**Given entries**.

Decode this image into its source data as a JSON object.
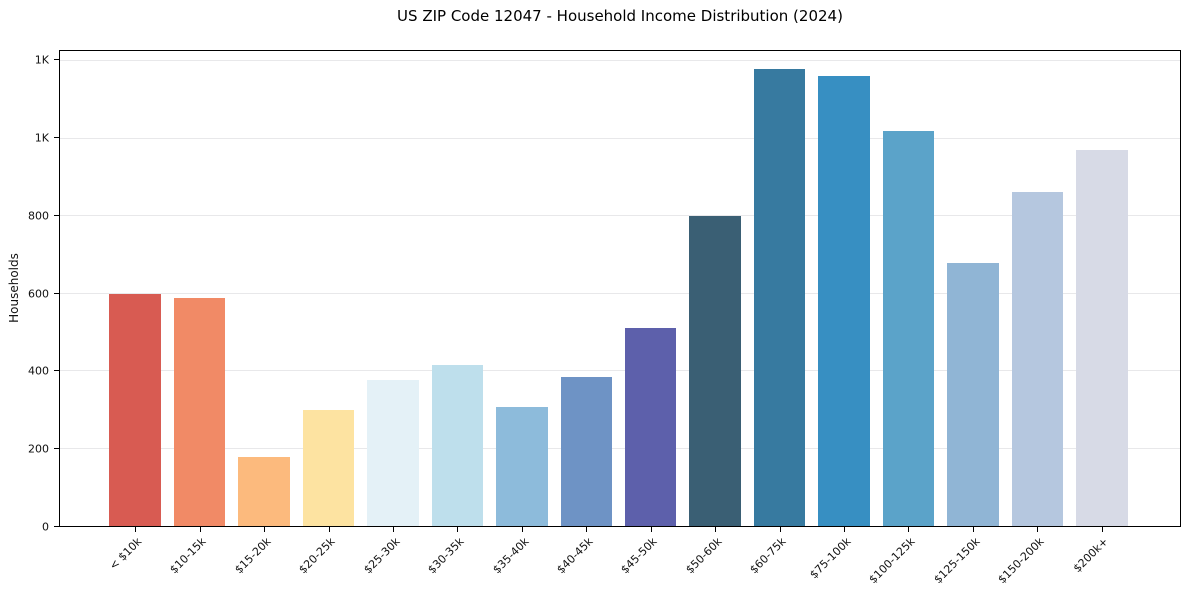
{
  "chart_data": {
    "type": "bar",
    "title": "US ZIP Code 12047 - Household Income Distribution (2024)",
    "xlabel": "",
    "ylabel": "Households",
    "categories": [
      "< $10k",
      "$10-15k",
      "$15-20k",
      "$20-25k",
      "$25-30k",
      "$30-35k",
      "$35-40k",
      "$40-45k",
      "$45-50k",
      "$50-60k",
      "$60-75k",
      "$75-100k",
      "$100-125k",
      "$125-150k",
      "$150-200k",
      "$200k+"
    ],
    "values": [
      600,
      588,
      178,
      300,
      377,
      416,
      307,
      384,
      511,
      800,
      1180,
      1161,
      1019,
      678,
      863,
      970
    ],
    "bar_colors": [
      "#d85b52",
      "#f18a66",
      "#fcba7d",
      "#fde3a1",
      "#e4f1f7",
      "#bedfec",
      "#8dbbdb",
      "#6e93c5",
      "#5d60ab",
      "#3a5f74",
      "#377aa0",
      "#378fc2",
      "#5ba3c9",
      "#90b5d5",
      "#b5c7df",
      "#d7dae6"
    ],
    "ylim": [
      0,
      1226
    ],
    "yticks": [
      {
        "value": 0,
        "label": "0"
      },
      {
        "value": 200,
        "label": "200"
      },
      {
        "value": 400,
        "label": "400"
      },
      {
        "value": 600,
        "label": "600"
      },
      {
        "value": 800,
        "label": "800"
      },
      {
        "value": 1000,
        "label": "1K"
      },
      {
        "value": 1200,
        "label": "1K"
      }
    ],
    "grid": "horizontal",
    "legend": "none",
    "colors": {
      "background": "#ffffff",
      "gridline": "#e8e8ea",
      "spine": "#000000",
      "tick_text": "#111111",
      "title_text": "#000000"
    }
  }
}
==
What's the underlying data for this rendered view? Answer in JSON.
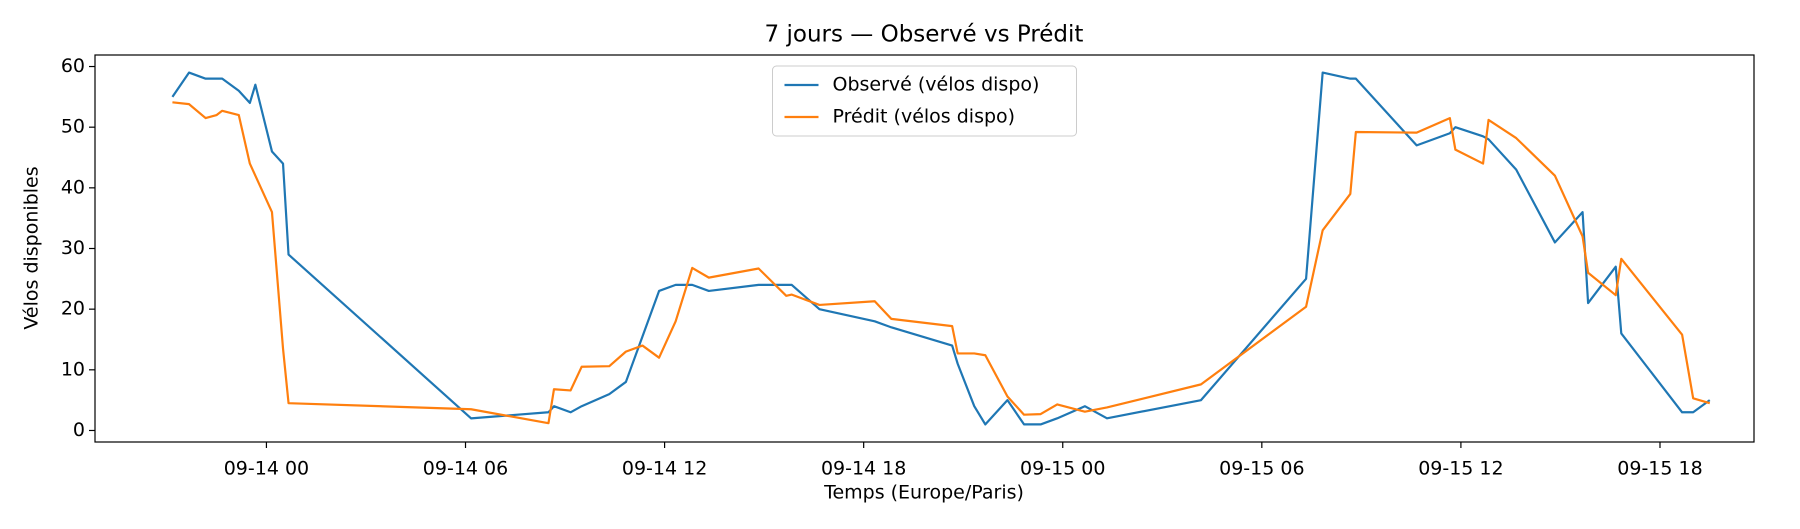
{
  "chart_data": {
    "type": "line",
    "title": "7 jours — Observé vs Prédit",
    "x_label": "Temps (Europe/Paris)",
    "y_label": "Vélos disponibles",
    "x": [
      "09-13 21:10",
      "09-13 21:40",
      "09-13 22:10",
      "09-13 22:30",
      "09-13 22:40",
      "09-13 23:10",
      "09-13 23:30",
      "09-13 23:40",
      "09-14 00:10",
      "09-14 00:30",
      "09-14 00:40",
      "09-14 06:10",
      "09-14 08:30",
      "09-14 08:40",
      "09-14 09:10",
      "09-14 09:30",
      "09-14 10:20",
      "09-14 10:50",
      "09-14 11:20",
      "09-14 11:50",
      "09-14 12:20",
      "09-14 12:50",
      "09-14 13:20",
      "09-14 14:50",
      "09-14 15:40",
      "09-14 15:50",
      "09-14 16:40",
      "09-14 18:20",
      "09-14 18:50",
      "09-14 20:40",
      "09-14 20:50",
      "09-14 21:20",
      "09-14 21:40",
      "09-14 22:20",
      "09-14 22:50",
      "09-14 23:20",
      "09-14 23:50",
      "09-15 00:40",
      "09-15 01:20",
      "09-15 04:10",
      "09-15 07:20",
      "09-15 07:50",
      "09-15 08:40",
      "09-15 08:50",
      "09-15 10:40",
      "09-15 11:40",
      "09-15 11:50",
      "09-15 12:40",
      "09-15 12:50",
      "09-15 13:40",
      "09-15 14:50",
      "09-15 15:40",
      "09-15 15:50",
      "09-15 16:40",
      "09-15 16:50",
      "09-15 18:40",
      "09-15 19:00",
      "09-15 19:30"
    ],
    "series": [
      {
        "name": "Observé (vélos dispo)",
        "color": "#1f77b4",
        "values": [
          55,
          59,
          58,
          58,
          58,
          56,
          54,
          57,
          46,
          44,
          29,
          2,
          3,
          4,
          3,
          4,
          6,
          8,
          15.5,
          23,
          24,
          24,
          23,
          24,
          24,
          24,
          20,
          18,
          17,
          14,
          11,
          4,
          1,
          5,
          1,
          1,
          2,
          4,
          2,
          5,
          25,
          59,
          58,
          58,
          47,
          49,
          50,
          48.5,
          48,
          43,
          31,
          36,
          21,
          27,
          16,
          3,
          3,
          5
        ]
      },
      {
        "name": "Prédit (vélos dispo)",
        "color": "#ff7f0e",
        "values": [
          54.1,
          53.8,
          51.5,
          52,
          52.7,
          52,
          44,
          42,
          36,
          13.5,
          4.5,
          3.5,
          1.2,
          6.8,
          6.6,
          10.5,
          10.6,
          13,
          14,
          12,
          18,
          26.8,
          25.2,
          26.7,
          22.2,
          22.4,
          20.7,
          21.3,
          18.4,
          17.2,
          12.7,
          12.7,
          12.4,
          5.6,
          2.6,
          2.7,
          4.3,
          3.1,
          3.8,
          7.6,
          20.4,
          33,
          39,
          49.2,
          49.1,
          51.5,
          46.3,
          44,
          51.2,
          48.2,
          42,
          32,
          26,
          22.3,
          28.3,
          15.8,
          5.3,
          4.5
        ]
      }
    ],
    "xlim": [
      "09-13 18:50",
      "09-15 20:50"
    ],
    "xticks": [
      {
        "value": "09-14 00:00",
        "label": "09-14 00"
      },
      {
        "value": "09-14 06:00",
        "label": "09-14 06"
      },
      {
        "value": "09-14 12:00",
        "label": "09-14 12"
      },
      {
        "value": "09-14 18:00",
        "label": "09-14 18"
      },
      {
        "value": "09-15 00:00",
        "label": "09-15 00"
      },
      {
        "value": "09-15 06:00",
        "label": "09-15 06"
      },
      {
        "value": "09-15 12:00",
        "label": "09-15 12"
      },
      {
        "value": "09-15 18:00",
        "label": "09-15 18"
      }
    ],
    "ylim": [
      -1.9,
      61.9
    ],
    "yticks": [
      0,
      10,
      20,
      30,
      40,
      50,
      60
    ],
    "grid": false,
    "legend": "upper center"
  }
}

**What the exercise asks**. Establish how many lines of the records contain the string "this" and state that number without elaboration.

**Answer below**. 2